* Begin DATASET ROWS *

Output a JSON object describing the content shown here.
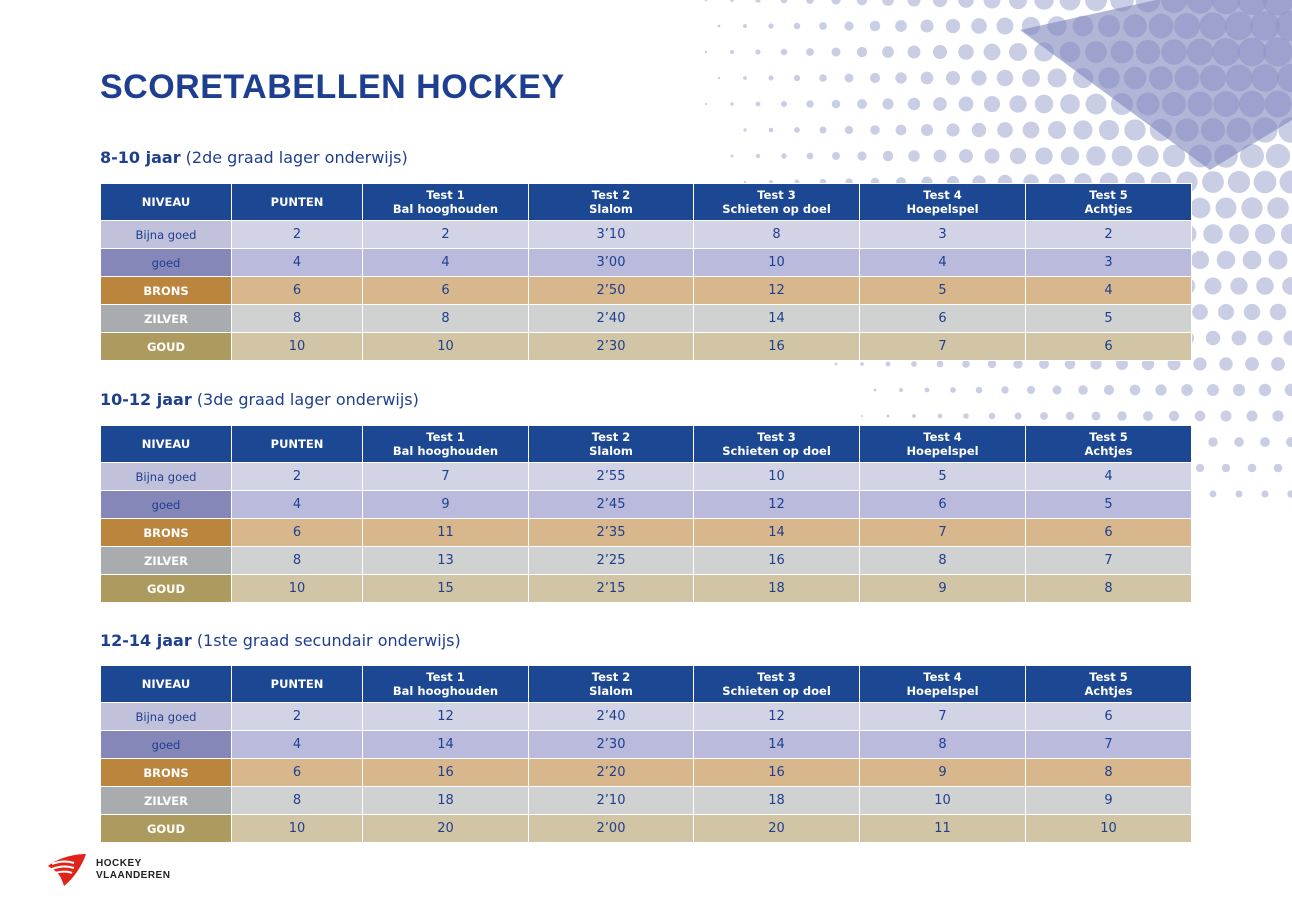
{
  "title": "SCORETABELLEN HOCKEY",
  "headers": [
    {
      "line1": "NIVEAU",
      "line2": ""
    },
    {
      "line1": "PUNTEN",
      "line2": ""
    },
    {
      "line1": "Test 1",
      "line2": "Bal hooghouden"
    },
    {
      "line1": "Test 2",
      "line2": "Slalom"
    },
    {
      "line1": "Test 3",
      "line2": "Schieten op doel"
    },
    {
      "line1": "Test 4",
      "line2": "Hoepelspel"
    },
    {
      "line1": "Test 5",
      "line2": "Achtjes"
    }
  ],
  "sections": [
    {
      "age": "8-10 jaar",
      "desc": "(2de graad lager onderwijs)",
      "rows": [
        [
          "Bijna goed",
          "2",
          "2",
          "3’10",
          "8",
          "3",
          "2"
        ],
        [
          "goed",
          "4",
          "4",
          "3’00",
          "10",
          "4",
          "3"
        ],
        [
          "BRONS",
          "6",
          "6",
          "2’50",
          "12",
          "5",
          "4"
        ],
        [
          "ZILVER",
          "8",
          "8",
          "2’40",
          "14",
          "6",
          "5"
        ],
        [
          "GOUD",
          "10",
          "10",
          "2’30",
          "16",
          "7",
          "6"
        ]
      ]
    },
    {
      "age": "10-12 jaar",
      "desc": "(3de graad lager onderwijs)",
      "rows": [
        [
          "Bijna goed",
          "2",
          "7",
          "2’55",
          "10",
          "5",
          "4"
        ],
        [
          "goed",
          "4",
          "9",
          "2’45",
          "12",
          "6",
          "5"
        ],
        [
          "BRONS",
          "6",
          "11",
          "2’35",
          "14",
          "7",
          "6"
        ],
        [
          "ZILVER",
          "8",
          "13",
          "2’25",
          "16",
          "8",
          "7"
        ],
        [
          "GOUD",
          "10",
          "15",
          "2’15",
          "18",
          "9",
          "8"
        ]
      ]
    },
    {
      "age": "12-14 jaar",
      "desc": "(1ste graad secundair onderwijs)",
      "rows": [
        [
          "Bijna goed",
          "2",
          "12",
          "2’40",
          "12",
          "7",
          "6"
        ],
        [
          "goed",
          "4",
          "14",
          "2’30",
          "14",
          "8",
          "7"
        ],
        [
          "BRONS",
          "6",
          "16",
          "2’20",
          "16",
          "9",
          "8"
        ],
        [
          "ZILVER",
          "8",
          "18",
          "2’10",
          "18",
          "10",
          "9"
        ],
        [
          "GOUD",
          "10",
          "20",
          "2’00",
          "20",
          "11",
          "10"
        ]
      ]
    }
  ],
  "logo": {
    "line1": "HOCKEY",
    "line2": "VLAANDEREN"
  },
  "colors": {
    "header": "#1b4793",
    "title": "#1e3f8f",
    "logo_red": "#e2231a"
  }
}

* End DATASET ROWS *
* Begin DATASET ROWS *

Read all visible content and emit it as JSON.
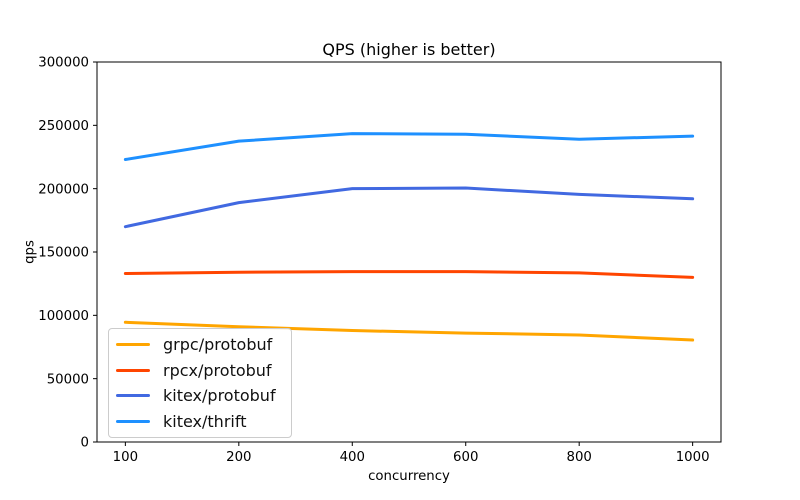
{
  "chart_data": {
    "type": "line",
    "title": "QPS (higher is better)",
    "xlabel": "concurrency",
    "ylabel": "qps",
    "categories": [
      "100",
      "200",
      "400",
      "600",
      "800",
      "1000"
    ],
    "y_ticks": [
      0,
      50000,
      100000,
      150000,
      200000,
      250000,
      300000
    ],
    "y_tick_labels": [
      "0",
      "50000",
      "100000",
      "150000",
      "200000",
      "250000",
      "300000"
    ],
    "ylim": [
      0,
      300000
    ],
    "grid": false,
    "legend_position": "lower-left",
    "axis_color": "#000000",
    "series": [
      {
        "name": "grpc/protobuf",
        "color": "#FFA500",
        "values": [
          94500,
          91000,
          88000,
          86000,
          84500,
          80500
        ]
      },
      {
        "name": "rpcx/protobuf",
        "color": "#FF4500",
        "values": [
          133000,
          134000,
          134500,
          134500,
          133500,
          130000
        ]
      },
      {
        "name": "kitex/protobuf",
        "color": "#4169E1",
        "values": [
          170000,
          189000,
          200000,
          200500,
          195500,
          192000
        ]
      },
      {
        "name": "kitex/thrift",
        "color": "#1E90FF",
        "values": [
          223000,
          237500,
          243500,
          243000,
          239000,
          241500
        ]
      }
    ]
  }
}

* End DATASET ROWS *
* Begin DATASET ROWS *

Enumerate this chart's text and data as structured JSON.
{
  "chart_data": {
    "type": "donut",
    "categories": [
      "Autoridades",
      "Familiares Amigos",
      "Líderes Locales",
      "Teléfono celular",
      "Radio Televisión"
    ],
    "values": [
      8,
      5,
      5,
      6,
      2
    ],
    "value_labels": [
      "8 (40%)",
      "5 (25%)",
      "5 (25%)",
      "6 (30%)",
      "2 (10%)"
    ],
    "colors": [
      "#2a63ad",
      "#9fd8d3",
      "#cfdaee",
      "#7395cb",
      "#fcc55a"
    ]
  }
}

* End DATASET ROWS *

- [TASK DETAILS]:
Each line that holds the word "content" is to be copied.

- [THE REPLY]:
Output a JSON object describing the content shown here.
Read all visible content and emit it as JSON.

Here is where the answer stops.